Objective >> Using the data below, copy every line that contains the word "mais".

(Collection entries)
• • •

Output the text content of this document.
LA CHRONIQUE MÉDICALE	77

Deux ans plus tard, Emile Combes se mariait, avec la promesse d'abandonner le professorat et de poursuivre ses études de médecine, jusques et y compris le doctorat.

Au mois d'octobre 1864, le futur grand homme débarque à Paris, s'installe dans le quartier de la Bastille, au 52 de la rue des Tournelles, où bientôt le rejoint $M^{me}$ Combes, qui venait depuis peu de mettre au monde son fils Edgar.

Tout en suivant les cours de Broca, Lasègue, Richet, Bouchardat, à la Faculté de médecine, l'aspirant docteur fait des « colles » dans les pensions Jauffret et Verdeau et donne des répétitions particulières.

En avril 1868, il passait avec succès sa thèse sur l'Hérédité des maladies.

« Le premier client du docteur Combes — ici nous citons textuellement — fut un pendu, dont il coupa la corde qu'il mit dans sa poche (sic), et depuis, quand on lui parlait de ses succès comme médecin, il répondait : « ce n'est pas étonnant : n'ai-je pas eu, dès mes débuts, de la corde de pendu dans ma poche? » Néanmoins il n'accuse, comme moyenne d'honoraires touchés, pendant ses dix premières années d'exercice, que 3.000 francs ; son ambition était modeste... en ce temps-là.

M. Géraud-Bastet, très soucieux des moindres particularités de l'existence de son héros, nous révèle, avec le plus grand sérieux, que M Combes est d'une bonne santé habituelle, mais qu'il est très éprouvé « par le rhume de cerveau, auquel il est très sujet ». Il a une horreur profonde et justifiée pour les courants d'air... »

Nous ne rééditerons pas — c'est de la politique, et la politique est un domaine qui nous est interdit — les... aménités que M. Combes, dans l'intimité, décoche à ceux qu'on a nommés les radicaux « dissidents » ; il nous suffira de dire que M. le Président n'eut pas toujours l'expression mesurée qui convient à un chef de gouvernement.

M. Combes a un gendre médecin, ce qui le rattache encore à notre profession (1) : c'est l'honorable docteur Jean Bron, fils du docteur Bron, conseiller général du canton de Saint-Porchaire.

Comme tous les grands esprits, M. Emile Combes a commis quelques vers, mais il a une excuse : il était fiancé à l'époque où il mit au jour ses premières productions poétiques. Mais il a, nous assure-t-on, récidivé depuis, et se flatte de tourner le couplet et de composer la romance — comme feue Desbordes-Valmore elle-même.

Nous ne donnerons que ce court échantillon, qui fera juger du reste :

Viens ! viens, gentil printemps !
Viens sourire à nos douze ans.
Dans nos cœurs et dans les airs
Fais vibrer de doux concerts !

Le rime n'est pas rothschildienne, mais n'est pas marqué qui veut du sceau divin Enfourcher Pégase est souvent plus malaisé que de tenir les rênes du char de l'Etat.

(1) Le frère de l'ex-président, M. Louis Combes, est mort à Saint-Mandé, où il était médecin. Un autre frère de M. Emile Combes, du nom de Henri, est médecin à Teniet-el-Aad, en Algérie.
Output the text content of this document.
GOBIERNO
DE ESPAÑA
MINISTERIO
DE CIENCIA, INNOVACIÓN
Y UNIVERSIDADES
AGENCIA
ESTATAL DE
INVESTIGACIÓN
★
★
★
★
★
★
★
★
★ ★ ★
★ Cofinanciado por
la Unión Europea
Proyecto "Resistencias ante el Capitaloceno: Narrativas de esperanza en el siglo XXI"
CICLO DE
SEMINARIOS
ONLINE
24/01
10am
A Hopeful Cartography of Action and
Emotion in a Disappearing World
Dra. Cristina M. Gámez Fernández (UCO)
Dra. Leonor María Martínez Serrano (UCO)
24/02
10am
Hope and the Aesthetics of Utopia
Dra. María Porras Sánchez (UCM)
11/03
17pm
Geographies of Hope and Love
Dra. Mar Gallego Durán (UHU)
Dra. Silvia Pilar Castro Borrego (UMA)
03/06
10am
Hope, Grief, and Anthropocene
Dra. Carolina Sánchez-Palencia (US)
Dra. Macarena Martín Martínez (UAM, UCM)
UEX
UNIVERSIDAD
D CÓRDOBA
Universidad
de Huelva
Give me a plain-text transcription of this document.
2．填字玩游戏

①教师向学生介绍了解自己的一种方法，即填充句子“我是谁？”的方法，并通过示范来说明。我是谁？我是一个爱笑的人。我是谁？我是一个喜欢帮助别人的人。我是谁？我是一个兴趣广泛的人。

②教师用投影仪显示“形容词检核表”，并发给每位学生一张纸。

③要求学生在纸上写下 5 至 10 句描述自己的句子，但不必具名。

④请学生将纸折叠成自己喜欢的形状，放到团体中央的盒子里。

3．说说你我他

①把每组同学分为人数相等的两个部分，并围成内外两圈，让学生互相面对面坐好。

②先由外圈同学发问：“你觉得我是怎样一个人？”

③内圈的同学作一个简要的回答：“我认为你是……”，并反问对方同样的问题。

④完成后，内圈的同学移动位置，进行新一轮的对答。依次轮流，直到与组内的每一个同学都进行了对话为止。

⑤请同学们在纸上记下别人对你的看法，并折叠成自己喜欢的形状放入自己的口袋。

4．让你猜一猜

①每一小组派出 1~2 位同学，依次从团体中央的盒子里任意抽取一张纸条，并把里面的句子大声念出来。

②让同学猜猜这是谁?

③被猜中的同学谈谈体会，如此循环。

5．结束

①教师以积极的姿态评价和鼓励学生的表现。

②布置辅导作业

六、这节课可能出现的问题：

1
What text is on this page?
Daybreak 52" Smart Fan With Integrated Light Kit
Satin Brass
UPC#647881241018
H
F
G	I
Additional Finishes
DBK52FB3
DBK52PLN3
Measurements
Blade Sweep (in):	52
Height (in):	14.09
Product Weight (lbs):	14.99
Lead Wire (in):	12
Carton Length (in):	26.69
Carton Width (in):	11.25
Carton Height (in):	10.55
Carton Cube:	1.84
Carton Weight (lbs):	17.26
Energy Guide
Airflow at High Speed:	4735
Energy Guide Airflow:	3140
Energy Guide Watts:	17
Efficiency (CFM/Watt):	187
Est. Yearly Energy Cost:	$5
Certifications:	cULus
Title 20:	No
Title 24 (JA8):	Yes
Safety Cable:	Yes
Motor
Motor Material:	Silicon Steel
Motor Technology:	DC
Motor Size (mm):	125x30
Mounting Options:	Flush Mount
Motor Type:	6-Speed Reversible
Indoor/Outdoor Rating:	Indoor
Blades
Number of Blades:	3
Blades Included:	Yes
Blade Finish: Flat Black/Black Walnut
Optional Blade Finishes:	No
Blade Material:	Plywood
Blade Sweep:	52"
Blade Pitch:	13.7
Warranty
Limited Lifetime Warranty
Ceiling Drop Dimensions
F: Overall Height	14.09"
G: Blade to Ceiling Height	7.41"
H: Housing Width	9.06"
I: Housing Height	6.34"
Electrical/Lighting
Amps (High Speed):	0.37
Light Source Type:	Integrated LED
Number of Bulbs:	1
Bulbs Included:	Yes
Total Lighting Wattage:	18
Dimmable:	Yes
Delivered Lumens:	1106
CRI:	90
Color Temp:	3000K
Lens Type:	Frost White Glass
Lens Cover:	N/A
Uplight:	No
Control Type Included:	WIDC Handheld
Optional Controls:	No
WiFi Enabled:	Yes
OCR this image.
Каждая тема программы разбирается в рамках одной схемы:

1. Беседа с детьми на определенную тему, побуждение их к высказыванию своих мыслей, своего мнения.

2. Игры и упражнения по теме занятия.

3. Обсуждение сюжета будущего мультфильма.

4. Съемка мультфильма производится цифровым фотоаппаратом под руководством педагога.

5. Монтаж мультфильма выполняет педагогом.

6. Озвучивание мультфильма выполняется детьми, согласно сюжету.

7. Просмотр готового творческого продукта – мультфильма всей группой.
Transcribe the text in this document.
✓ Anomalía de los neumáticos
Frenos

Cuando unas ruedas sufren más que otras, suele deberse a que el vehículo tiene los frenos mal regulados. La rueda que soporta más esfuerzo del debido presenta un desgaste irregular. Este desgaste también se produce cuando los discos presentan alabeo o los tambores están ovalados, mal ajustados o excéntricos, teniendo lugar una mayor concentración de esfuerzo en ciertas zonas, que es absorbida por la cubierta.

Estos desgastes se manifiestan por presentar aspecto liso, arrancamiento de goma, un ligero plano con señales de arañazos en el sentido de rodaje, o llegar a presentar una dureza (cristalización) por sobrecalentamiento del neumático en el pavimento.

• • •

Problem solution >>
M. Géraud-Bastet, très soucieux des moindres particularités de l'existence de son héros, nous révèle, avec le plus grand sérieux, que M Combes est d'une bonne santé habituelle, mais qu'il est très éprouvé « par le rhume de cerveau, auquel il est très sujet ». Il a une horreur profonde et justifiée pour les courants d'air... »
Comme tous les grands esprits, M. Emile Combes a commis quelques vers, mais il a une excuse : il était fiancé à l'époque où il mit au jour ses premières productions poétiques. Mais il a, nous assure-t-on, récidivé depuis, et se flatte de tourner le couplet et de composer la romance — comme feue Desbordes-Valmore elle-même.
Le rime n'est pas rothschildienne, mais n'est pas marqué qui veut du sceau divin Enfourcher Pégase est souvent plus malaisé que de tenir les rênes du char de l'Etat.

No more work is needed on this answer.